═════ Material to process

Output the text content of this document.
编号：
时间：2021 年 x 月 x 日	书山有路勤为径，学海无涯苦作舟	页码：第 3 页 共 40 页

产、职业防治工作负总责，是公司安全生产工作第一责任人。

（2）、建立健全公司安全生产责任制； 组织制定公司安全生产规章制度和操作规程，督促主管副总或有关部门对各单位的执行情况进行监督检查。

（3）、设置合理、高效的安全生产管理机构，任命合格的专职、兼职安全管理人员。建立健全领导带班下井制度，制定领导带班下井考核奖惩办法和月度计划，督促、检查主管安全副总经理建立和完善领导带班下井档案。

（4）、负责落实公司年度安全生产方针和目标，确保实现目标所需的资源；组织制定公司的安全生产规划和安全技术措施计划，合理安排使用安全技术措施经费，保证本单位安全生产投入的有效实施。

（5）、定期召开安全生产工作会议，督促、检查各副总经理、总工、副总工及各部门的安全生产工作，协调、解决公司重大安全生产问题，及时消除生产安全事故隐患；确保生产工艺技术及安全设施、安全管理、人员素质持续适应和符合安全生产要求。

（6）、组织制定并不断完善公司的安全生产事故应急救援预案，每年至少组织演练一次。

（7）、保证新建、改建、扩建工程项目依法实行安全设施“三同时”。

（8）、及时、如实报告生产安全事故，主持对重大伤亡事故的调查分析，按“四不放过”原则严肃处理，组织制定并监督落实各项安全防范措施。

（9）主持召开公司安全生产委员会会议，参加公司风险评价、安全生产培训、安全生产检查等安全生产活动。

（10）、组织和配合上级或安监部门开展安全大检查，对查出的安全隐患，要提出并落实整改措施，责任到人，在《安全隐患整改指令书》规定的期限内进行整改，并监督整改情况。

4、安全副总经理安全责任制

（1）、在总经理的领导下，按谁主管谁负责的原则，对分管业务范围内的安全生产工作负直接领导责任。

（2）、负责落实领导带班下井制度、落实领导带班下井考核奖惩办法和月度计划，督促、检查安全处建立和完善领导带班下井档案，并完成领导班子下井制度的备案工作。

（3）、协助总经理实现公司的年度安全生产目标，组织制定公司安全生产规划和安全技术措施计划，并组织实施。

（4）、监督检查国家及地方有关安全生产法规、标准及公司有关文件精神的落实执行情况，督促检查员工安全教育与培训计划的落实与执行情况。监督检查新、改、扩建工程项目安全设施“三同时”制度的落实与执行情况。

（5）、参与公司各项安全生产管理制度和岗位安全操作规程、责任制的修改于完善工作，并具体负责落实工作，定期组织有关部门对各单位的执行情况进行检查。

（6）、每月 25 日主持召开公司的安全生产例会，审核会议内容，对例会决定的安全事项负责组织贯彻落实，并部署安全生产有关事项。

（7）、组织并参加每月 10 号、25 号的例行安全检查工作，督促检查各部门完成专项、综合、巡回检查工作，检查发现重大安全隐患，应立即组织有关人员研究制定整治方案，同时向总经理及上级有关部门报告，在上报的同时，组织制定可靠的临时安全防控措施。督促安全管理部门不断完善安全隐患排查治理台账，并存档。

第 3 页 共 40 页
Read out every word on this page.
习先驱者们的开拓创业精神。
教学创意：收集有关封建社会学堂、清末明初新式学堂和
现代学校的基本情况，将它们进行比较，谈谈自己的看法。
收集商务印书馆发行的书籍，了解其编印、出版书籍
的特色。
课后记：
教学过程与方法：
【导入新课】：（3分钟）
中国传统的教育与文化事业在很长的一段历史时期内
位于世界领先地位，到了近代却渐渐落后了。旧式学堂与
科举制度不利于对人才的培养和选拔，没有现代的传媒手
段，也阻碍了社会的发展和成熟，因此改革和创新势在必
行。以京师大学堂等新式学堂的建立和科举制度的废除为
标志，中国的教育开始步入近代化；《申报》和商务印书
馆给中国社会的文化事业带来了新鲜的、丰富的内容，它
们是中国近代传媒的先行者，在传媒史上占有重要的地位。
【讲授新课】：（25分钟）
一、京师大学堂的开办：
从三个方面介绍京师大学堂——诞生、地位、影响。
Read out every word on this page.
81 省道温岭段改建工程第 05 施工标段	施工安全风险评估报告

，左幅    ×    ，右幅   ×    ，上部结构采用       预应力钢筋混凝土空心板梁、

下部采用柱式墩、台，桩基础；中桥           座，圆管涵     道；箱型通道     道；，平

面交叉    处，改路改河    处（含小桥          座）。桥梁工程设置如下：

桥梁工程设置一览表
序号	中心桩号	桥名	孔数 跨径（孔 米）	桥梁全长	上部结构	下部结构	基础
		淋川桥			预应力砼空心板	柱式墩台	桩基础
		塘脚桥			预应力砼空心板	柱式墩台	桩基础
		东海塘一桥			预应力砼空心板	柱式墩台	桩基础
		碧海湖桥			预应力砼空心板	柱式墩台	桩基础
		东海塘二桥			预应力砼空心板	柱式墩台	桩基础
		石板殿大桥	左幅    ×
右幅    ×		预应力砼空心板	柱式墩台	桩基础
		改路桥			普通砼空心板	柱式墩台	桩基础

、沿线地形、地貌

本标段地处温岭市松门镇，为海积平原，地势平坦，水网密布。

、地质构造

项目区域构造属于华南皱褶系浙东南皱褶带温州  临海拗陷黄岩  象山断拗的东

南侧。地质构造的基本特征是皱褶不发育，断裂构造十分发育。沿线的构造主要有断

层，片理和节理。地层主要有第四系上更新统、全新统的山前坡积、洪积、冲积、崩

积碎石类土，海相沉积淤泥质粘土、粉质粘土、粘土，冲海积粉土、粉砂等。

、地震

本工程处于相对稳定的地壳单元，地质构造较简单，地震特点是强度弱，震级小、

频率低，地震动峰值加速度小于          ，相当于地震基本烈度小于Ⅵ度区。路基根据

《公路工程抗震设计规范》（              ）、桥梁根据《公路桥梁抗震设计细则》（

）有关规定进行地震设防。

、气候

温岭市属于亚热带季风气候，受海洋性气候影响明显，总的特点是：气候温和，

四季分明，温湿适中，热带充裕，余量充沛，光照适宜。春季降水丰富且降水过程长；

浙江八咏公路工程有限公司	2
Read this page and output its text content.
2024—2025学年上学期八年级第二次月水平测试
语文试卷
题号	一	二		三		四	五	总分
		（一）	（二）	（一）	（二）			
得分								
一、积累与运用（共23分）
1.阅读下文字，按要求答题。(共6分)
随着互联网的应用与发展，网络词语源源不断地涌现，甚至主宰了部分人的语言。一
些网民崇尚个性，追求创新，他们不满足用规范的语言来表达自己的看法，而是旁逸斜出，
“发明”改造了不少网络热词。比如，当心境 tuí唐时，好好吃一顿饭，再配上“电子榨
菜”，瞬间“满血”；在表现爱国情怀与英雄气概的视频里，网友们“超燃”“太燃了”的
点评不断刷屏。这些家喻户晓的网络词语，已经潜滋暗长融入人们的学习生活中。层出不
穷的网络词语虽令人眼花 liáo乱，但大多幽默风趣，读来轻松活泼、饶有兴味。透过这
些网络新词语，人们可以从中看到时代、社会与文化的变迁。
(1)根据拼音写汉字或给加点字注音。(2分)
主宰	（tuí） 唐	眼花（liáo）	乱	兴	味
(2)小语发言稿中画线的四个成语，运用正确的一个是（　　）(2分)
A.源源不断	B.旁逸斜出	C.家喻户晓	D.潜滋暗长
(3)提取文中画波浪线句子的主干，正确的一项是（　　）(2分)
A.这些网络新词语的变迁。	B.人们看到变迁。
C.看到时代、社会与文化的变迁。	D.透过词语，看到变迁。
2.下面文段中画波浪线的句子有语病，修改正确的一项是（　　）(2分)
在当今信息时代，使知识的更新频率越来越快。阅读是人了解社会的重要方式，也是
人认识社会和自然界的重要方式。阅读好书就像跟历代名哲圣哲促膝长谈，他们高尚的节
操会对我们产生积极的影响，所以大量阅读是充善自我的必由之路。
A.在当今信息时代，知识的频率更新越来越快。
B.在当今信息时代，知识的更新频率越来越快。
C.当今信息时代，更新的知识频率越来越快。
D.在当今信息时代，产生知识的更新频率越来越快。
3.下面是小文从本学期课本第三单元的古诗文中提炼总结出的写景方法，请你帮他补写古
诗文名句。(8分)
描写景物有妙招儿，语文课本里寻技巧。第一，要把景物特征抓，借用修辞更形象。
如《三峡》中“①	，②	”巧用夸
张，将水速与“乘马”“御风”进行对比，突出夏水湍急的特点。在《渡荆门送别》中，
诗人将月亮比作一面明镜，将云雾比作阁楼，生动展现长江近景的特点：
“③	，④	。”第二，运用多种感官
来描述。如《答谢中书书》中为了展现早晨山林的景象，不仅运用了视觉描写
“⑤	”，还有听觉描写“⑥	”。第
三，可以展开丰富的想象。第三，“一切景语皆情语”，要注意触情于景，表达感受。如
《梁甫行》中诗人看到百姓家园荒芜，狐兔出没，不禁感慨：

══════════

Job:
Find the word "社会与文化的变迁" in the data and copy out each line where it turns up.

Output of the task:
些网络新词语，人们可以从中看到时代、社会与文化的变迁。
C.看到时代、社会与文化的变迁。	D.透过词语，看到变迁。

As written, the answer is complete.